■ Aim of the task ■
Count the lines below that contain the word "sounds", and report only that number.

__________________________________________________

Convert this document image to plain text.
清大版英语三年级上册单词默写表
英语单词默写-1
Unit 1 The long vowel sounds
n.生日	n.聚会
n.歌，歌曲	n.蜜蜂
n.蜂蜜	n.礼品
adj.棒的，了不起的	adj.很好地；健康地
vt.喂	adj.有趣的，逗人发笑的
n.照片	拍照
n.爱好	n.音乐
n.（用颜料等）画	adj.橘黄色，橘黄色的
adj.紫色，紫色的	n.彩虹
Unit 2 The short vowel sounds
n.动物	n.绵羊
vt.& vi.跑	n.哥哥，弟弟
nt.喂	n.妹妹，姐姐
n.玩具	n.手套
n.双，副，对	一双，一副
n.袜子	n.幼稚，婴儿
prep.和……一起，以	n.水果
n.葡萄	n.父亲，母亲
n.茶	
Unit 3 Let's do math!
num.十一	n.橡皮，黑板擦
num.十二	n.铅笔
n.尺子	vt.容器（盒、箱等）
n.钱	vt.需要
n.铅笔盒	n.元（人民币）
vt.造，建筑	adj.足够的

__________________________________________________

■ The response ■
2